Data extract:
<<<<

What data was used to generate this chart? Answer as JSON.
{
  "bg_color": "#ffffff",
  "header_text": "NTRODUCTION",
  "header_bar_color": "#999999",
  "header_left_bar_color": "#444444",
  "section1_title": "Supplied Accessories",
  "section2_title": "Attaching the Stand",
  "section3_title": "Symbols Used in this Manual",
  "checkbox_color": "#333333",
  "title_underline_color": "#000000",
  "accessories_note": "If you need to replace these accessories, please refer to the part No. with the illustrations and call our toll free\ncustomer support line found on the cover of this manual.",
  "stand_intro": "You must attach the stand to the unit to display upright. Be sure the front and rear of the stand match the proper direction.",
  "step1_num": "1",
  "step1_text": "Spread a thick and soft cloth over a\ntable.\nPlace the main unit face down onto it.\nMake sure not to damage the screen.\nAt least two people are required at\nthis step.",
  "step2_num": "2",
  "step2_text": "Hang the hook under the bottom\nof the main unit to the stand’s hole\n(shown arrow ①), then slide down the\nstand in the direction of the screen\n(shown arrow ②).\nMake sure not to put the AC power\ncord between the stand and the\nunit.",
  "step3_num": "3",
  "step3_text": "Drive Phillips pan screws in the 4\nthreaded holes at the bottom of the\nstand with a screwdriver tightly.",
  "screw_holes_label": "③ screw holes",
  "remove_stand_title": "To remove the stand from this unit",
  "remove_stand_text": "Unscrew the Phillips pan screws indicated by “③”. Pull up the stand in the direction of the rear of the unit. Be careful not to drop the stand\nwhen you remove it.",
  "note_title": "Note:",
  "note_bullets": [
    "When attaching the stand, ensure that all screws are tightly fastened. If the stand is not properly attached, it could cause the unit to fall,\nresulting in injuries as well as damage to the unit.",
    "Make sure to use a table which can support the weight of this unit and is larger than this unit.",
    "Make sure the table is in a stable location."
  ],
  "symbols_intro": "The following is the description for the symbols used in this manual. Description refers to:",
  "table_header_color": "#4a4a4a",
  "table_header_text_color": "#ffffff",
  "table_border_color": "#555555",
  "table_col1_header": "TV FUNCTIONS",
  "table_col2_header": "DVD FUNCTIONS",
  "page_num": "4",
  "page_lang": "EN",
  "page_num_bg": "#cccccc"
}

>>>>

Exercise objective:
Repeat the records exactly, including every line.

Response for this exercise:
What data was used to generate this chart? Answer as JSON.
{
  "bg_color": "#ffffff",
  "header_text": "NTRODUCTION",
  "header_bar_color": "#999999",
  "header_left_bar_color": "#444444",
  "section1_title": "Supplied Accessories",
  "section2_title": "Attaching the Stand",
  "section3_title": "Symbols Used in this Manual",
  "checkbox_color": "#333333",
  "title_underline_color": "#000000",
  "accessories_note": "If you need to replace these accessories, please refer to the part No. with the illustrations and call our toll free\ncustomer support line found on the cover of this manual.",
  "stand_intro": "You must attach the stand to the unit to display upright. Be sure the front and rear of the stand match the proper direction.",
  "step1_num": "1",
  "step1_text": "Spread a thick and soft cloth over a\ntable.\nPlace the main unit face down onto it.\nMake sure not to damage the screen.\nAt least two people are required at\nthis step.",
  "step2_num": "2",
  "step2_text": "Hang the hook under the bottom\nof the main unit to the stand’s hole\n(shown arrow ①), then slide down the\nstand in the direction of the screen\n(shown arrow ②).\nMake sure not to put the AC power\ncord between the stand and the\nunit.",
  "step3_num": "3",
  "step3_text": "Drive Phillips pan screws in the 4\nthreaded holes at the bottom of the\nstand with a screwdriver tightly.",
  "screw_holes_label": "③ screw holes",
  "remove_stand_title": "To remove the stand from this unit",
  "remove_stand_text": "Unscrew the Phillips pan screws indicated by “③”. Pull up the stand in the direction of the rear of the unit. Be careful not to drop the stand\nwhen you remove it.",
  "note_title": "Note:",
  "note_bullets": [
    "When attaching the stand, ensure that all screws are tightly fastened. If the stand is not properly attached, it could cause the unit to fall,\nresulting in injuries as well as damage to the unit.",
    "Make sure to use a table which can support the weight of this unit and is larger than this unit.",
    "Make sure the table is in a stable location."
  ],
  "symbols_intro": "The following is the description for the symbols used in this manual. Description refers to:",
  "table_header_color": "#4a4a4a",
  "table_header_text_color": "#ffffff",
  "table_border_color": "#555555",
  "table_col1_header": "TV FUNCTIONS",
  "table_col2_header": "DVD FUNCTIONS",
  "page_num": "4",
  "page_lang": "EN",
  "page_num_bg": "#cccccc"
}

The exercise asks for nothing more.